[Start INPUT FOR THIS TASK]
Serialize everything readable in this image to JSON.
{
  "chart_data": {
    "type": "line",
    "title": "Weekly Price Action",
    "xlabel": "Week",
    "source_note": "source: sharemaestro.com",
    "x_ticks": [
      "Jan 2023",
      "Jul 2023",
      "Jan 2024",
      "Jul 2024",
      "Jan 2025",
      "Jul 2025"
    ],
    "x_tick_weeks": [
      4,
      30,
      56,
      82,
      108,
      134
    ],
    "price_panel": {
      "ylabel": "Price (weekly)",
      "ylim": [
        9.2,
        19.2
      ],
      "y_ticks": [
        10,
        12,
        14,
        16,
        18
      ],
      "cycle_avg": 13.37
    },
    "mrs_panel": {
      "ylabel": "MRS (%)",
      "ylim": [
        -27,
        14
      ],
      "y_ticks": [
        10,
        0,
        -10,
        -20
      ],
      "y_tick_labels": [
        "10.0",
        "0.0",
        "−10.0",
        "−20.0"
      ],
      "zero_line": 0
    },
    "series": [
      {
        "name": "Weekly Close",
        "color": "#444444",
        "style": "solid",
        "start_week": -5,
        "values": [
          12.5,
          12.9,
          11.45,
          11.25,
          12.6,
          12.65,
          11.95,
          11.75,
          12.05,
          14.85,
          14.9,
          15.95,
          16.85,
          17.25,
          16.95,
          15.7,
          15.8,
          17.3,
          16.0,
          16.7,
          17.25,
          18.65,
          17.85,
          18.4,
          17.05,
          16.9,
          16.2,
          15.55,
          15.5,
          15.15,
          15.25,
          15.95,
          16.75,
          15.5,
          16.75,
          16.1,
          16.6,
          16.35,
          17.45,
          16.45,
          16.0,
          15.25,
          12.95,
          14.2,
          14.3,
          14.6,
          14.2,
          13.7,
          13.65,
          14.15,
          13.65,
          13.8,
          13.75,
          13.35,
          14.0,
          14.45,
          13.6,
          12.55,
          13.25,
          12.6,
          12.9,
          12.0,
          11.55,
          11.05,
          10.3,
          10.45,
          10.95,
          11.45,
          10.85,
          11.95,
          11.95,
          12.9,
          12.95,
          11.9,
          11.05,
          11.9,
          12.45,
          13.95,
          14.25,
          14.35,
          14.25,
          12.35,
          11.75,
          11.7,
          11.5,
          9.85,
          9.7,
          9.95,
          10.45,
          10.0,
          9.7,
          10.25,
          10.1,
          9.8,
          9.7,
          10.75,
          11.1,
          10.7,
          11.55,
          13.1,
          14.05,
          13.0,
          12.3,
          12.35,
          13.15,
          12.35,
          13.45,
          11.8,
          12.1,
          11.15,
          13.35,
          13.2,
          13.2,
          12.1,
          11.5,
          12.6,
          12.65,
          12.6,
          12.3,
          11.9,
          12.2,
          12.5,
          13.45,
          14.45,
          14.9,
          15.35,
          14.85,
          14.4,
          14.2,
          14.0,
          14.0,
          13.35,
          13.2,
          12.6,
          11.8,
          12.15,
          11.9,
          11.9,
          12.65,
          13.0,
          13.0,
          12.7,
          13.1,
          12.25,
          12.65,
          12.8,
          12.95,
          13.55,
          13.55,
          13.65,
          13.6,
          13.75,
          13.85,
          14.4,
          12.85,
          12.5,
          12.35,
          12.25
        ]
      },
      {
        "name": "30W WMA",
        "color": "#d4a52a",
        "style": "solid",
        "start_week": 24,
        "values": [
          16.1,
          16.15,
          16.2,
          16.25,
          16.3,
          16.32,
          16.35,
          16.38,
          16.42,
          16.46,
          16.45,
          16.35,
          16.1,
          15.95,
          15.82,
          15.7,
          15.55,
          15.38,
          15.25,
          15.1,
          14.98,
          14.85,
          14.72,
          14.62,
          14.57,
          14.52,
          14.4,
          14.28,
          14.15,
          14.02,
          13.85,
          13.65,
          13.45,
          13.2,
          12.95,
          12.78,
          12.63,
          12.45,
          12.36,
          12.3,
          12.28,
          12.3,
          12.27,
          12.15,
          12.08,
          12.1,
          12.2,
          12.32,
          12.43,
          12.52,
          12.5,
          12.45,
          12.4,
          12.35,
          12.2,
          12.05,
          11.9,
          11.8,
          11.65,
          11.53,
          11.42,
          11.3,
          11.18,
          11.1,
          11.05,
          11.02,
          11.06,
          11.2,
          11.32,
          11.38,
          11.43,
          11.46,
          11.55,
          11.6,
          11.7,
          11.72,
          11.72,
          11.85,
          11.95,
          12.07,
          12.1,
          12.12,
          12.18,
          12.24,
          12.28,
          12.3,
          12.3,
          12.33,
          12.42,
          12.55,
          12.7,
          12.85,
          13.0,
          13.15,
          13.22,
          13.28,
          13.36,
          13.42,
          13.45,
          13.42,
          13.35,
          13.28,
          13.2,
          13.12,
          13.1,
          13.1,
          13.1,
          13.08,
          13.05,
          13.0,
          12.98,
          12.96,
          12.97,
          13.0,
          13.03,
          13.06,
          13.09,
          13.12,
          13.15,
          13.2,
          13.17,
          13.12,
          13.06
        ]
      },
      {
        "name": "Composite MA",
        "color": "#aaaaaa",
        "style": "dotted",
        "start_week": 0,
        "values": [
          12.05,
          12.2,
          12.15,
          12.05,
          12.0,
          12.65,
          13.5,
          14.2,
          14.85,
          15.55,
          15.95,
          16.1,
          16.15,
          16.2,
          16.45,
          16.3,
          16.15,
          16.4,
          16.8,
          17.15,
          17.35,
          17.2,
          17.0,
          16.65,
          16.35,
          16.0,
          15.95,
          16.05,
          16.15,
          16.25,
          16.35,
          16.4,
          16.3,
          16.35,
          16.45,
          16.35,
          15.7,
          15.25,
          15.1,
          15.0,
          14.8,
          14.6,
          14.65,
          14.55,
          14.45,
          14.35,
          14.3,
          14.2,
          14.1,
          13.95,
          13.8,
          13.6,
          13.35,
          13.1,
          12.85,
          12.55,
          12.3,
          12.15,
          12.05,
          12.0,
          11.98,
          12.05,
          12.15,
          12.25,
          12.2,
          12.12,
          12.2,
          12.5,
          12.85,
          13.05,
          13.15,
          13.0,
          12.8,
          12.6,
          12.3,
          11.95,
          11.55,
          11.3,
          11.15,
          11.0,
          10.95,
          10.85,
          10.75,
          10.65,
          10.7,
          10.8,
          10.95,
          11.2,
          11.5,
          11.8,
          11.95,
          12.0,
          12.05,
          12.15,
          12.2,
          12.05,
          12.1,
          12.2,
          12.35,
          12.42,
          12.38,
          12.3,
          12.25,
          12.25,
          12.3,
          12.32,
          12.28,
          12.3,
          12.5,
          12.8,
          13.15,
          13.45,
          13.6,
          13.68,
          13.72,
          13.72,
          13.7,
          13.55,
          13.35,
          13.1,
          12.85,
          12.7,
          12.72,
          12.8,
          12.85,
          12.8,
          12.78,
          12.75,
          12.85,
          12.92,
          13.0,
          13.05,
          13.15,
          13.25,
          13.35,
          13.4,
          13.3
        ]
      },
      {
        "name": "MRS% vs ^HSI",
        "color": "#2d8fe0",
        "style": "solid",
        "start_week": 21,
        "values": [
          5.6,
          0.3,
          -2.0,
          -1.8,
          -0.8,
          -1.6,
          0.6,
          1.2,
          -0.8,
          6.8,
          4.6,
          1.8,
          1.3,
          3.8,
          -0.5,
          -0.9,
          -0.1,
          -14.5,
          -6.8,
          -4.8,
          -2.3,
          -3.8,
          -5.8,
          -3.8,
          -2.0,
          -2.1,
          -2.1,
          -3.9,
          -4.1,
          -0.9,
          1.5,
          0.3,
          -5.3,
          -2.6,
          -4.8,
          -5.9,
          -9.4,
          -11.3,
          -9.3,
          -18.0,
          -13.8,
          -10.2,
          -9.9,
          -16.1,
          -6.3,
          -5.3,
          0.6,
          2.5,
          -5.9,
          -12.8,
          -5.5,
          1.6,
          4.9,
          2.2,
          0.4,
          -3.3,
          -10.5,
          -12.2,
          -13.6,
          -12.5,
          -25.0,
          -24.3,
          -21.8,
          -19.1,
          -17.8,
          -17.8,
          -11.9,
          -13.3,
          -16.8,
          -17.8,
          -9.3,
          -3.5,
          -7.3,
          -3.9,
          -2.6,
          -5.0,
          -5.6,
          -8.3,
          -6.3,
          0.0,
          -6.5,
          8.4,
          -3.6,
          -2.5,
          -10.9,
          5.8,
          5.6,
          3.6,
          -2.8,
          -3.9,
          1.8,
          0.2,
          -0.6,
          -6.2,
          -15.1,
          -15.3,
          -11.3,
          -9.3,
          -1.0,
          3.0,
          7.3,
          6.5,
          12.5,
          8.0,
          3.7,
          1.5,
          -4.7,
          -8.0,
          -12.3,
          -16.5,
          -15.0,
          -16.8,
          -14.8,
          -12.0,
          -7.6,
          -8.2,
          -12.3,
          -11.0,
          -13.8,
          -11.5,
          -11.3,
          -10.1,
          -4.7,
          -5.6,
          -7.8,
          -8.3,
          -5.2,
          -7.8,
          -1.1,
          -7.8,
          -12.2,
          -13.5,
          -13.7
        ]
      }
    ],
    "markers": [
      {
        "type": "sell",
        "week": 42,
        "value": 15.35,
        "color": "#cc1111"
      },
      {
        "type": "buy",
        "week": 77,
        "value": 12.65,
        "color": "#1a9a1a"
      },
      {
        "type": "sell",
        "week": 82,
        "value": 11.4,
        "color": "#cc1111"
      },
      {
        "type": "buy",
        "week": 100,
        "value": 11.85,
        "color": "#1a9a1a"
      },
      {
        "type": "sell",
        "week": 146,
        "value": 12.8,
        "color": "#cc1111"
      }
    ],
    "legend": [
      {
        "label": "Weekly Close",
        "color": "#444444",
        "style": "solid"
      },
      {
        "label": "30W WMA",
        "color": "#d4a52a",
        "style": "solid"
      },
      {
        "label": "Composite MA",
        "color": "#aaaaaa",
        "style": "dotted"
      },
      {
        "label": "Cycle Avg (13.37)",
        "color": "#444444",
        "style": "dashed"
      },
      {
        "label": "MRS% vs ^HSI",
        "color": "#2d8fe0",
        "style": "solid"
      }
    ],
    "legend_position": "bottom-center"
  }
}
[End INPUT FOR THIS TASK]
**DESCRIPTION OF THE TASK**:
Look for the word "Close" and return every line where it occurs.

**COMPLETE OUTPUT**:
        "name": "Weekly Close",
        "label": "Weekly Close",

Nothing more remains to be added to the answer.